═══ Recorded information
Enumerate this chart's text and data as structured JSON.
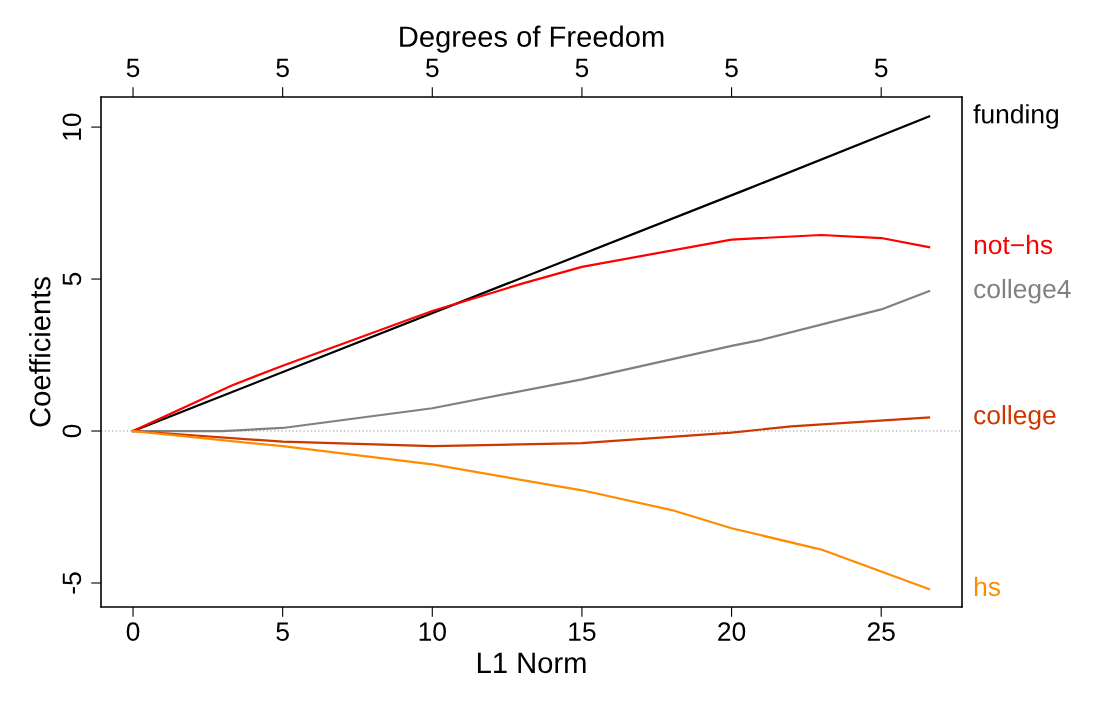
{
  "chart_data": {
    "type": "line",
    "xlabel": "L1 Norm",
    "ylabel": "Coefficients",
    "x2label": "Degrees of Freedom",
    "xlim": [
      -1.07,
      27.7
    ],
    "xticks": [
      0,
      5,
      10,
      15,
      20,
      25
    ],
    "ylim": [
      -5.79,
      10.99
    ],
    "yticks": [
      -5,
      0,
      5,
      10
    ],
    "annotations": [
      {
        "text": "5",
        "x": 0
      },
      {
        "text": "5",
        "x": 5
      },
      {
        "text": "5",
        "x": 10
      },
      {
        "text": "5",
        "x": 15
      },
      {
        "text": "5",
        "x": 20
      },
      {
        "text": "5",
        "x": 25
      }
    ],
    "ref_lines": [
      {
        "axis": "y",
        "value": 0,
        "label": null,
        "color": "#bebebe",
        "line_style": "dotted"
      }
    ],
    "grid": false,
    "marker": "none",
    "line_style": "solid",
    "series": [
      {
        "name": "funding",
        "color": "#000000",
        "x": [
          0,
          20.5,
          26.6
        ],
        "values": [
          0,
          7.95,
          10.35
        ]
      },
      {
        "name": "not−hs",
        "color": "#ff0000",
        "x": [
          0,
          3.3,
          5,
          10,
          13,
          15,
          20,
          23,
          25,
          26.6
        ],
        "values": [
          0,
          1.5,
          2.15,
          3.95,
          4.85,
          5.4,
          6.3,
          6.45,
          6.35,
          6.05
        ]
      },
      {
        "name": "college4",
        "color": "#808080",
        "x": [
          0,
          3,
          5,
          10,
          15,
          20,
          21,
          25,
          26.6
        ],
        "values": [
          0,
          0,
          0.1,
          0.75,
          1.7,
          2.8,
          3.0,
          4.0,
          4.6
        ]
      },
      {
        "name": "college",
        "color": "#cd3700",
        "x": [
          0,
          5,
          10,
          15,
          20,
          22,
          26.6
        ],
        "values": [
          0,
          -0.35,
          -0.5,
          -0.4,
          -0.05,
          0.15,
          0.45
        ]
      },
      {
        "name": "hs",
        "color": "#ff8c00",
        "x": [
          0,
          5,
          10,
          15,
          18,
          20,
          23,
          26.6
        ],
        "values": [
          0,
          -0.5,
          -1.1,
          -1.95,
          -2.6,
          -3.2,
          -3.9,
          -5.2
        ]
      }
    ]
  }
}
══════
:: The problem ::
Copy each line above precisely, dropping the pictures.

:: Solution to this exercise ::
Enumerate this chart's text and data as structured JSON.
{
  "chart_data": {
    "type": "line",
    "xlabel": "L1 Norm",
    "ylabel": "Coefficients",
    "x2label": "Degrees of Freedom",
    "xlim": [
      -1.07,
      27.7
    ],
    "xticks": [
      0,
      5,
      10,
      15,
      20,
      25
    ],
    "ylim": [
      -5.79,
      10.99
    ],
    "yticks": [
      -5,
      0,
      5,
      10
    ],
    "annotations": [
      {
        "text": "5",
        "x": 0
      },
      {
        "text": "5",
        "x": 5
      },
      {
        "text": "5",
        "x": 10
      },
      {
        "text": "5",
        "x": 15
      },
      {
        "text": "5",
        "x": 20
      },
      {
        "text": "5",
        "x": 25
      }
    ],
    "ref_lines": [
      {
        "axis": "y",
        "value": 0,
        "label": null,
        "color": "#bebebe",
        "line_style": "dotted"
      }
    ],
    "grid": false,
    "marker": "none",
    "line_style": "solid",
    "series": [
      {
        "name": "funding",
        "color": "#000000",
        "x": [
          0,
          20.5,
          26.6
        ],
        "values": [
          0,
          7.95,
          10.35
        ]
      },
      {
        "name": "not−hs",
        "color": "#ff0000",
        "x": [
          0,
          3.3,
          5,
          10,
          13,
          15,
          20,
          23,
          25,
          26.6
        ],
        "values": [
          0,
          1.5,
          2.15,
          3.95,
          4.85,
          5.4,
          6.3,
          6.45,
          6.35,
          6.05
        ]
      },
      {
        "name": "college4",
        "color": "#808080",
        "x": [
          0,
          3,
          5,
          10,
          15,
          20,
          21,
          25,
          26.6
        ],
        "values": [
          0,
          0,
          0.1,
          0.75,
          1.7,
          2.8,
          3.0,
          4.0,
          4.6
        ]
      },
      {
        "name": "college",
        "color": "#cd3700",
        "x": [
          0,
          5,
          10,
          15,
          20,
          22,
          26.6
        ],
        "values": [
          0,
          -0.35,
          -0.5,
          -0.4,
          -0.05,
          0.15,
          0.45
        ]
      },
      {
        "name": "hs",
        "color": "#ff8c00",
        "x": [
          0,
          5,
          10,
          15,
          18,
          20,
          23,
          26.6
        ],
        "values": [
          0,
          -0.5,
          -1.1,
          -1.95,
          -2.6,
          -3.2,
          -3.9,
          -5.2
        ]
      }
    ]
  }
}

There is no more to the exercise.